* **PROBLEM STATEMENT**:
Print each line exactly as it is given.

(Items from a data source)
===============
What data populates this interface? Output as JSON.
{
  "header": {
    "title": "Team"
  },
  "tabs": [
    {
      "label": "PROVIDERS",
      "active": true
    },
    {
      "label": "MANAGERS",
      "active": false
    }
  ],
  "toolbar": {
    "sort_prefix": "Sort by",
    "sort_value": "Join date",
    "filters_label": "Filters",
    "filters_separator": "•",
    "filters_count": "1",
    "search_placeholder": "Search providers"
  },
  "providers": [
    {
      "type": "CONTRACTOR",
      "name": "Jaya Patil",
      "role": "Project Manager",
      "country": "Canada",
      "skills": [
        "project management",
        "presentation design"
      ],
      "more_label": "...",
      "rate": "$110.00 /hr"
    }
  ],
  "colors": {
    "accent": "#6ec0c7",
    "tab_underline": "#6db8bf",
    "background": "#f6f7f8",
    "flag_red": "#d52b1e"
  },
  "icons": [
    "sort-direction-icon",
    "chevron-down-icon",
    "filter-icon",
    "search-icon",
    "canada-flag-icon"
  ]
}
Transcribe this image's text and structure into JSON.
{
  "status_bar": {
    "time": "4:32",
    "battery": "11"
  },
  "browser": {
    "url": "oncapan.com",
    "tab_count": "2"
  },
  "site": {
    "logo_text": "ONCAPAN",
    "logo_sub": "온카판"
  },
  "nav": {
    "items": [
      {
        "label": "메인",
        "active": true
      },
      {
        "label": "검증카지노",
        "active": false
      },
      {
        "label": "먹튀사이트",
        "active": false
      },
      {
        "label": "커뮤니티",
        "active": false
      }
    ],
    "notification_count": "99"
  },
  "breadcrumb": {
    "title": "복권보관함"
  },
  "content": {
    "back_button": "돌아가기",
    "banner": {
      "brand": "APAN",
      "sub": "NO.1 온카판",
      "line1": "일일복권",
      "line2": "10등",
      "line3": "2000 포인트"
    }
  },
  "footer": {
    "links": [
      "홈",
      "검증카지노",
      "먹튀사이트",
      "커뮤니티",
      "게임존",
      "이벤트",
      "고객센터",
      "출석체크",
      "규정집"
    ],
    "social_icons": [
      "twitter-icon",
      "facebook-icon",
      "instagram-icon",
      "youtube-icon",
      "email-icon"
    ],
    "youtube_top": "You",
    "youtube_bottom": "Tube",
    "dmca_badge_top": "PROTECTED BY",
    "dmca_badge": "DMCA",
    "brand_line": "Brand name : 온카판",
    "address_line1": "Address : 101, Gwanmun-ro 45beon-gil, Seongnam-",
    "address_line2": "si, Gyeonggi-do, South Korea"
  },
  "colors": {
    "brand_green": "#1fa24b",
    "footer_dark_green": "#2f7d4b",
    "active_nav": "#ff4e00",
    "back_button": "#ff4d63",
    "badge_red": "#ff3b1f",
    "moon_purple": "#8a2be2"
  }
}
===============
* **TASK RESPONSE**:
What data populates this interface? Output as JSON.
{
  "header": {
    "title": "Team"
  },
  "tabs": [
    {
      "label": "PROVIDERS",
      "active": true
    },
    {
      "label": "MANAGERS",
      "active": false
    }
  ],
  "toolbar": {
    "sort_prefix": "Sort by",
    "sort_value": "Join date",
    "filters_label": "Filters",
    "filters_separator": "•",
    "filters_count": "1",
    "search_placeholder": "Search providers"
  },
  "providers": [
    {
      "type": "CONTRACTOR",
      "name": "Jaya Patil",
      "role": "Project Manager",
      "country": "Canada",
      "skills": [
        "project management",
        "presentation design"
      ],
      "more_label": "...",
      "rate": "$110.00 /hr"
    }
  ],
  "colors": {
    "accent": "#6ec0c7",
    "tab_underline": "#6db8bf",
    "background": "#f6f7f8",
    "flag_red": "#d52b1e"
  },
  "icons": [
    "sort-direction-icon",
    "chevron-down-icon",
    "filter-icon",
    "search-icon",
    "canada-flag-icon"
  ]
}
Transcribe this image's text and structure into JSON.
{
  "status_bar": {
    "time": "4:32",
    "battery": "11"
  },
  "browser": {
    "url": "oncapan.com",
    "tab_count": "2"
  },
  "site": {
    "logo_text": "ONCAPAN",
    "logo_sub": "온카판"
  },
  "nav": {
    "items": [
      {
        "label": "메인",
        "active": true
      },
      {
        "label": "검증카지노",
        "active": false
      },
      {
        "label": "먹튀사이트",
        "active": false
      },
      {
        "label": "커뮤니티",
        "active": false
      }
    ],
    "notification_count": "99"
  },
  "breadcrumb": {
    "title": "복권보관함"
  },
  "content": {
    "back_button": "돌아가기",
    "banner": {
      "brand": "APAN",
      "sub": "NO.1 온카판",
      "line1": "일일복권",
      "line2": "10등",
      "line3": "2000 포인트"
    }
  },
  "footer": {
    "links": [
      "홈",
      "검증카지노",
      "먹튀사이트",
      "커뮤니티",
      "게임존",
      "이벤트",
      "고객센터",
      "출석체크",
      "규정집"
    ],
    "social_icons": [
      "twitter-icon",
      "facebook-icon",
      "instagram-icon",
      "youtube-icon",
      "email-icon"
    ],
    "youtube_top": "You",
    "youtube_bottom": "Tube",
    "dmca_badge_top": "PROTECTED BY",
    "dmca_badge": "DMCA",
    "brand_line": "Brand name : 온카판",
    "address_line1": "Address : 101, Gwanmun-ro 45beon-gil, Seongnam-",
    "address_line2": "si, Gyeonggi-do, South Korea"
  },
  "colors": {
    "brand_green": "#1fa24b",
    "footer_dark_green": "#2f7d4b",
    "active_nav": "#ff4e00",
    "back_button": "#ff4d63",
    "badge_red": "#ff3b1f",
    "moon_purple": "#8a2be2"
  }
}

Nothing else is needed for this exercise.